- [Given task]: In the data below, locate each line with the word "sich" and list it.

- [Data]:
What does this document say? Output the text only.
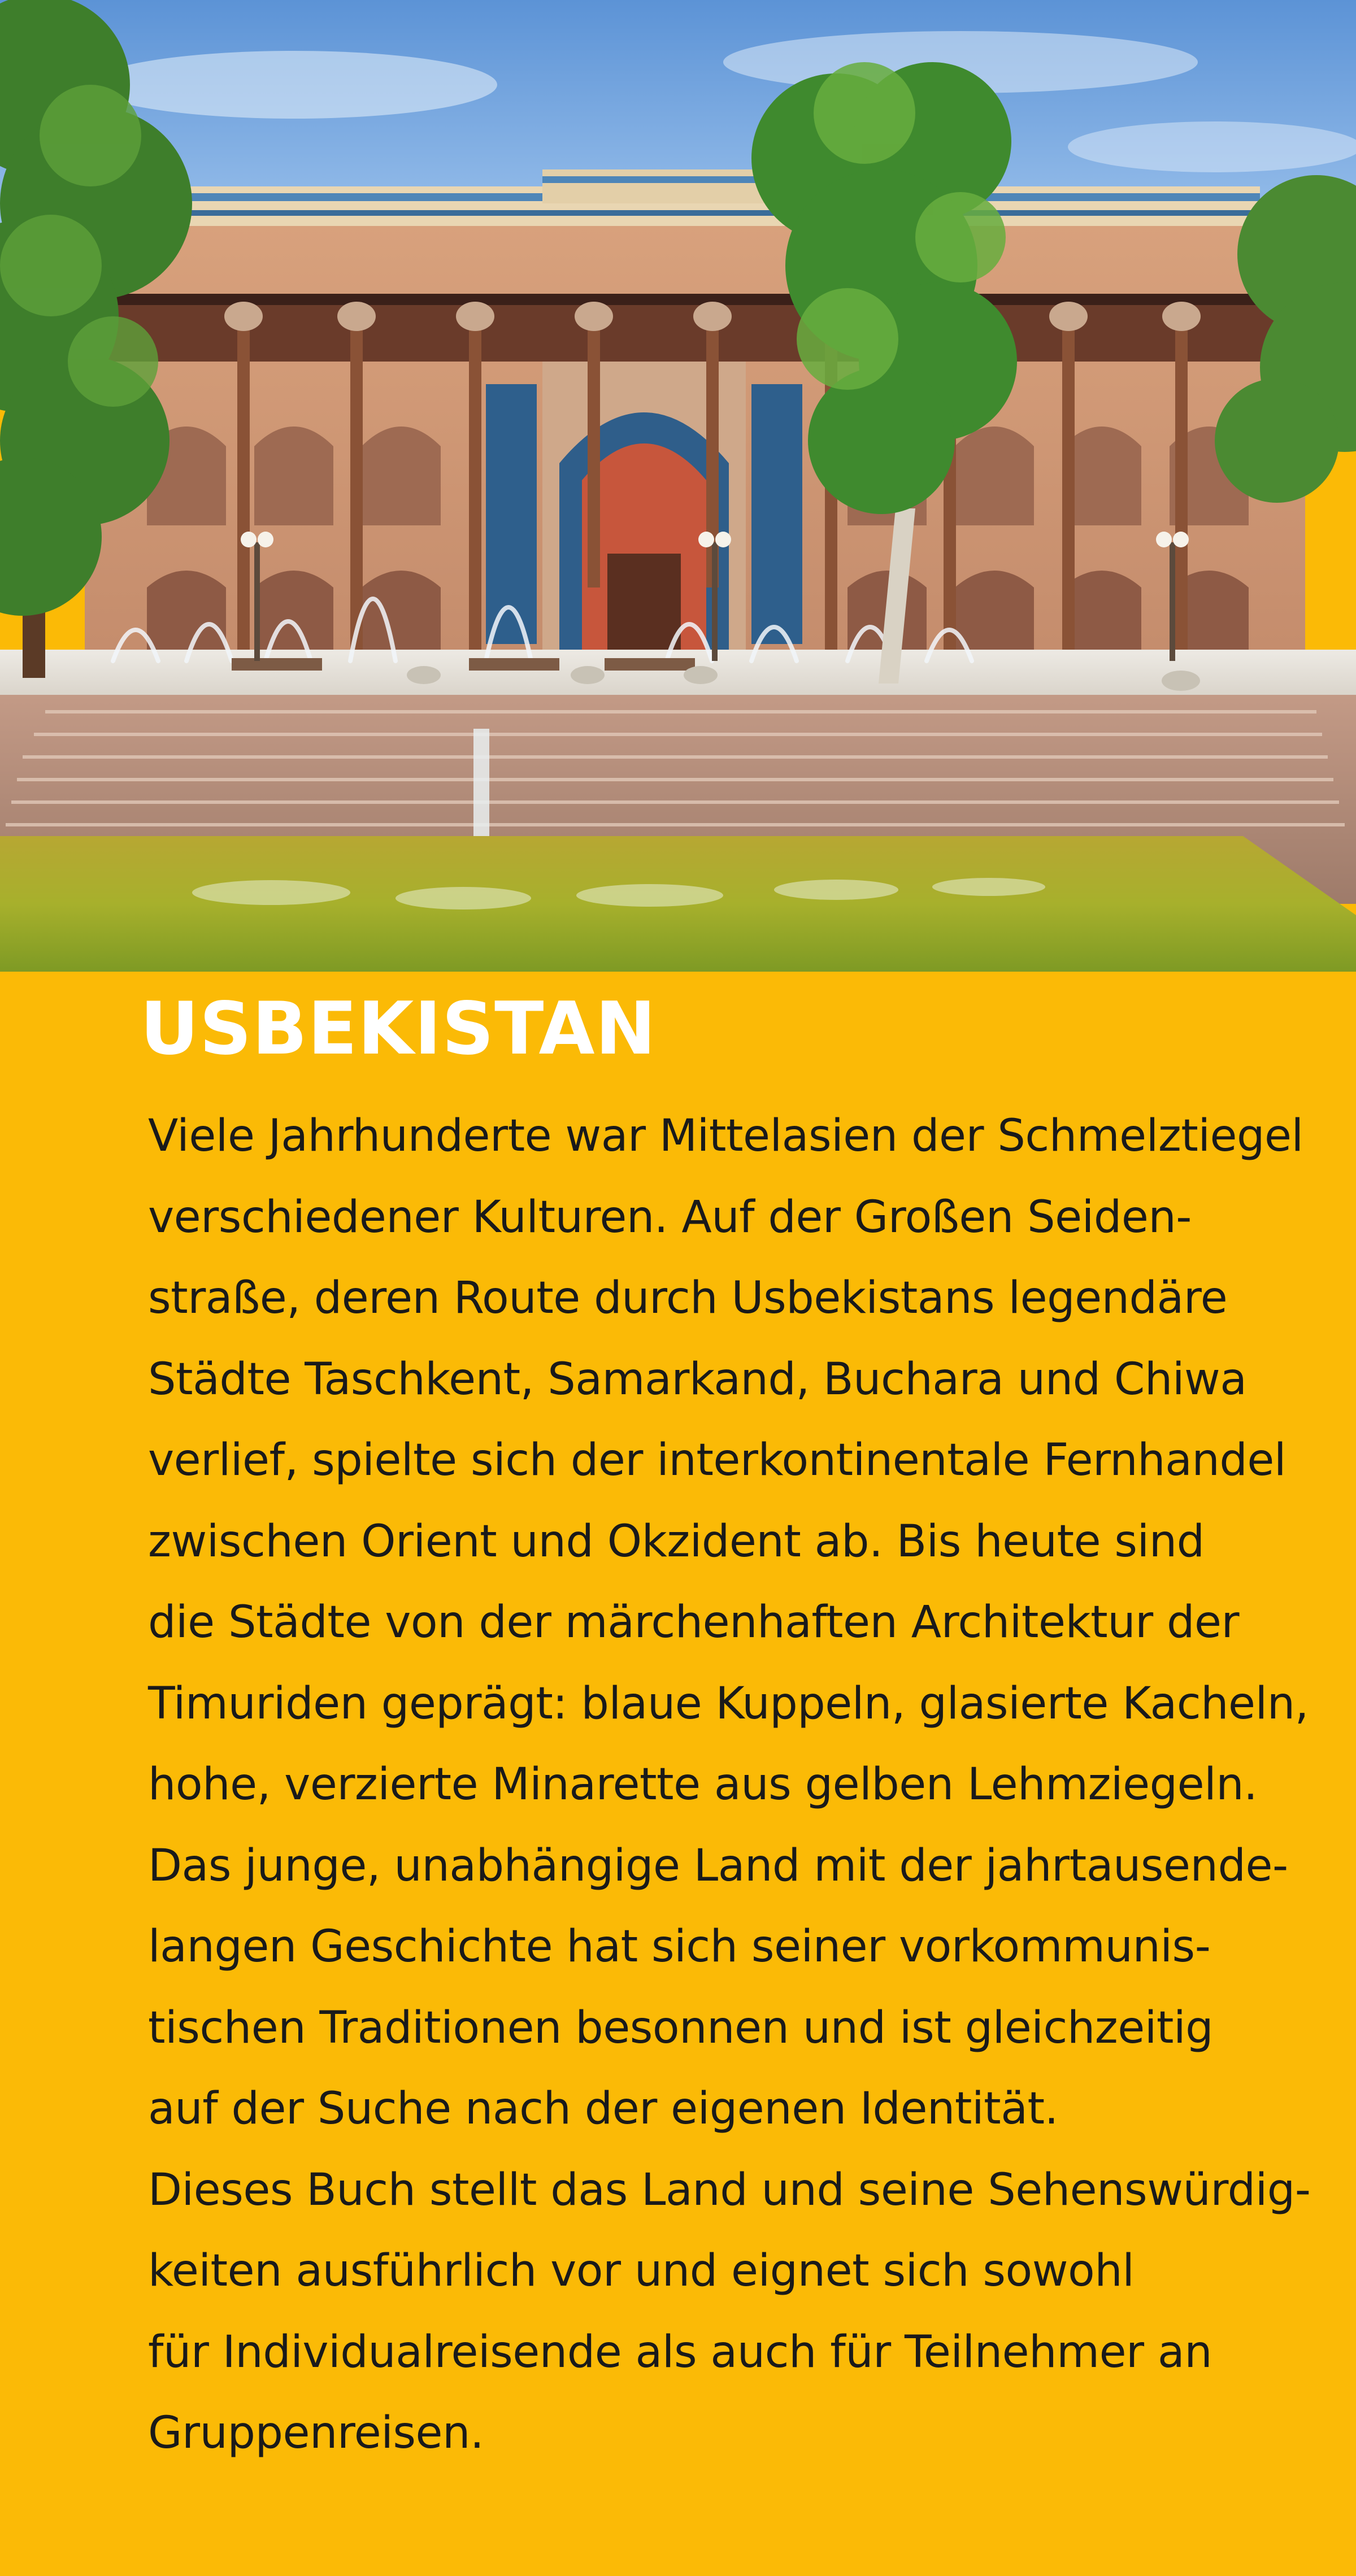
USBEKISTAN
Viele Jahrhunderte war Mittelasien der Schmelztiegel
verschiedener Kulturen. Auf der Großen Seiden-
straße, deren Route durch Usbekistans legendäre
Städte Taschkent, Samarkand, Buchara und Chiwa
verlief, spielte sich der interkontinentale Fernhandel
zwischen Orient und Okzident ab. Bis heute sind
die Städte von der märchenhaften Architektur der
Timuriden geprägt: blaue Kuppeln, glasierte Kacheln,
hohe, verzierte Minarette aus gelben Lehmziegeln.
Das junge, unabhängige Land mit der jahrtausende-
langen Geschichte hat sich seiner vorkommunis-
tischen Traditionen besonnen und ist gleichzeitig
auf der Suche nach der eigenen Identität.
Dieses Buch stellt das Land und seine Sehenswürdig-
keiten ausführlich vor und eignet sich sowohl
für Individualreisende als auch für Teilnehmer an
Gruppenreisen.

- [Finished answer]:
verlief, spielte sich der interkontinentale Fernhandel
langen Geschichte hat sich seiner vorkommunis-
keiten ausführlich vor und eignet sich sowohl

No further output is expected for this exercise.